## YOUR GOAL
Tally the lines holding the string "JSON" and reply with that number alone.

Figure content listings:
· · · · ·

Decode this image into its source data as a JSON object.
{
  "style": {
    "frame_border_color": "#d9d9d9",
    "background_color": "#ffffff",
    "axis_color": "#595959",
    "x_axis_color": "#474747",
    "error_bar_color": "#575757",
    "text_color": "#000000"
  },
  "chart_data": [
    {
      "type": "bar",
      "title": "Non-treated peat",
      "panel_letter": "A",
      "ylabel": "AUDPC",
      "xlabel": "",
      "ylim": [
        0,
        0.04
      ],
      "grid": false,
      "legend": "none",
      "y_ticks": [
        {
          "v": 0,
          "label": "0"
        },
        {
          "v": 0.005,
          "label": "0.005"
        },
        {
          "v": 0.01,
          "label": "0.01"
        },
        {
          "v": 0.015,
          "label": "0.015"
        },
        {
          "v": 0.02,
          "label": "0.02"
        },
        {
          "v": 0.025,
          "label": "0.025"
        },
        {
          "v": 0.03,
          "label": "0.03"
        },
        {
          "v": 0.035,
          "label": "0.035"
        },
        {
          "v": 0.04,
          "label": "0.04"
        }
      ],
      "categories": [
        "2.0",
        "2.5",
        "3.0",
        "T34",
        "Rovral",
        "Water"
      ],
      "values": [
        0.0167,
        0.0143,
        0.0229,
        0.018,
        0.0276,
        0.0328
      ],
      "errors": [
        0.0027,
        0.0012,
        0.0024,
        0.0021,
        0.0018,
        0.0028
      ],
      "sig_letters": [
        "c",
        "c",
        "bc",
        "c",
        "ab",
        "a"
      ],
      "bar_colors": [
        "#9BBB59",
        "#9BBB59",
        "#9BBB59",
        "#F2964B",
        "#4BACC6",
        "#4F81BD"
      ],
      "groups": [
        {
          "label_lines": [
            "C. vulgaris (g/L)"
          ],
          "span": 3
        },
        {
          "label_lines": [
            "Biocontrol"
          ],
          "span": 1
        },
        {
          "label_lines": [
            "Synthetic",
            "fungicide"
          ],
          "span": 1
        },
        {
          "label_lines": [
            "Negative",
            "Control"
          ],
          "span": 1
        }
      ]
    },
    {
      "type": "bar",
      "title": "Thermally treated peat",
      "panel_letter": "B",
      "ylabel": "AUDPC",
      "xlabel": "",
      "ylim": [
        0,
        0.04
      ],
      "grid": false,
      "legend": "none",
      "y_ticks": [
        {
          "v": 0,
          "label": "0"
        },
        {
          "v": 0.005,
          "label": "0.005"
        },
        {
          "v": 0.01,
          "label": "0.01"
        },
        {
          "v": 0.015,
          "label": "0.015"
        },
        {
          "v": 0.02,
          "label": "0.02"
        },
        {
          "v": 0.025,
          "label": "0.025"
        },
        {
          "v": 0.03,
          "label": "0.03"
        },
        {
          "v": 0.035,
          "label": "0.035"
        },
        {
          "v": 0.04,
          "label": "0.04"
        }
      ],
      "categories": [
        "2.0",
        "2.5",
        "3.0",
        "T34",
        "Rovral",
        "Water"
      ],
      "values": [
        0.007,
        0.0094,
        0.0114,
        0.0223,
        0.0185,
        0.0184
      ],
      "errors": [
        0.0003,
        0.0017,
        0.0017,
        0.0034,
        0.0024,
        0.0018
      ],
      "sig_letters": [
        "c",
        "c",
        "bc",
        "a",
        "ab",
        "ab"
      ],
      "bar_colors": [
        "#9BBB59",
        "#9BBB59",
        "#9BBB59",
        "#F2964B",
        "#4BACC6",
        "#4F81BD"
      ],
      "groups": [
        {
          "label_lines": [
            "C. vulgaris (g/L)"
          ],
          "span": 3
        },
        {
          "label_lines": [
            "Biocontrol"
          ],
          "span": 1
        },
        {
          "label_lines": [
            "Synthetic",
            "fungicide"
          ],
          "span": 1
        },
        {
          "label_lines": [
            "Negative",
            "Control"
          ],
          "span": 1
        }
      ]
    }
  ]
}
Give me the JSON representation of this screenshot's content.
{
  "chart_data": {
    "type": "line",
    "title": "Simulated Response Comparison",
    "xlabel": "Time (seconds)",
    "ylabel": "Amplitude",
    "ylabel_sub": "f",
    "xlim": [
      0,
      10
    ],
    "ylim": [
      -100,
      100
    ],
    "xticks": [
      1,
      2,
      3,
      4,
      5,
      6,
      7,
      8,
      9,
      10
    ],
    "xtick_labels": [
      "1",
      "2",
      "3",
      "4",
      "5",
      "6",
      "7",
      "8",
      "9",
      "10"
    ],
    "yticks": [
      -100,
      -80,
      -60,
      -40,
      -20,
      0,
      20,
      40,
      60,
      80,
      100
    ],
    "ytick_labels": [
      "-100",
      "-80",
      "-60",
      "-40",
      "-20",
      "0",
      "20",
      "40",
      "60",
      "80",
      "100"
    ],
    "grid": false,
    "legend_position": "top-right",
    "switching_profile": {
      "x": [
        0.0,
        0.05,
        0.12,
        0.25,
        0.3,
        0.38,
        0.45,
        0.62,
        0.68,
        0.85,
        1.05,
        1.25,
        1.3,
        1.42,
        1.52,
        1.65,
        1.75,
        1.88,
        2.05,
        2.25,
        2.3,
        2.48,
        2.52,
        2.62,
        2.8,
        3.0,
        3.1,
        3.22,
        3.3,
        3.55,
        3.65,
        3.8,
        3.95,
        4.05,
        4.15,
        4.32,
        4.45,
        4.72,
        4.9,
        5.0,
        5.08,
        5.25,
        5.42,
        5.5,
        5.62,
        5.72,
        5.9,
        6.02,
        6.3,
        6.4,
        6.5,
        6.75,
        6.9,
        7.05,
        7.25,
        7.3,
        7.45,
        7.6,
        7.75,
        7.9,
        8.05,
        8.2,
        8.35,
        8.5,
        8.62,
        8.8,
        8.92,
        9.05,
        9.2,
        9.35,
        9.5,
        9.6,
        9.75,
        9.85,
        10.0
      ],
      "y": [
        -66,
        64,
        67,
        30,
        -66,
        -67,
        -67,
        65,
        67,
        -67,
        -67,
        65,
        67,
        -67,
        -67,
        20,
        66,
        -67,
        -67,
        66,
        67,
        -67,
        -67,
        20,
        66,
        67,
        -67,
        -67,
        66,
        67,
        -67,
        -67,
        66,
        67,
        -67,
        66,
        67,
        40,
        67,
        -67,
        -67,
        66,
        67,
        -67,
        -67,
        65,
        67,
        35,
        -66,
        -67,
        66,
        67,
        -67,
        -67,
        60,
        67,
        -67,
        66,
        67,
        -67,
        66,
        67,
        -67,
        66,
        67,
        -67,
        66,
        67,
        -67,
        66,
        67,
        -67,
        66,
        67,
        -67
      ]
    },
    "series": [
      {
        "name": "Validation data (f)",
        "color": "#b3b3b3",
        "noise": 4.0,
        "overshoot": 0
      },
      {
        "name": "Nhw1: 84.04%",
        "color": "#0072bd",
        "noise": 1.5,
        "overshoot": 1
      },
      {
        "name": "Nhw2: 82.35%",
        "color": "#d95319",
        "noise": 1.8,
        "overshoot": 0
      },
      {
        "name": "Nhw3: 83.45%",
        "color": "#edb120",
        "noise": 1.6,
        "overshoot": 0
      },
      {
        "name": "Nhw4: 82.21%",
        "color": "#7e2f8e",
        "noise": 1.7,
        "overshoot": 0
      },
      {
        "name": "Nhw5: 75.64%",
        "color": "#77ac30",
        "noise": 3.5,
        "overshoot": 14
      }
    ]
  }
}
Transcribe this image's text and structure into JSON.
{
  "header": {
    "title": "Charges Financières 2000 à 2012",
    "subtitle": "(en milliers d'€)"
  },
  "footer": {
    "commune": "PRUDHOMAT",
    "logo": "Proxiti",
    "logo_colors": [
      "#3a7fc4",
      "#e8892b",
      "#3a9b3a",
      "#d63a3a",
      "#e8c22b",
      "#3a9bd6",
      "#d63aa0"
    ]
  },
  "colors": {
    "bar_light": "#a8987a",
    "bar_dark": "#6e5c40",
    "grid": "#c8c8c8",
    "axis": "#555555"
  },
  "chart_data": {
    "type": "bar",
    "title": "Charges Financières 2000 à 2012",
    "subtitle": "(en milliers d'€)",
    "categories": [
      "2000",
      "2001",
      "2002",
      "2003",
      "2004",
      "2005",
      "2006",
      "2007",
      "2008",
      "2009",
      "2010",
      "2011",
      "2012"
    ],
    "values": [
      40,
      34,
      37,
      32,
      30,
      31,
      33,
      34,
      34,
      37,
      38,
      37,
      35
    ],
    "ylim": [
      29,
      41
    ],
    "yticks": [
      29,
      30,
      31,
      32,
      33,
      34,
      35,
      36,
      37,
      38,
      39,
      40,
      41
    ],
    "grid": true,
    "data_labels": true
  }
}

· · · · ·

## WRITTEN RESPONSE
3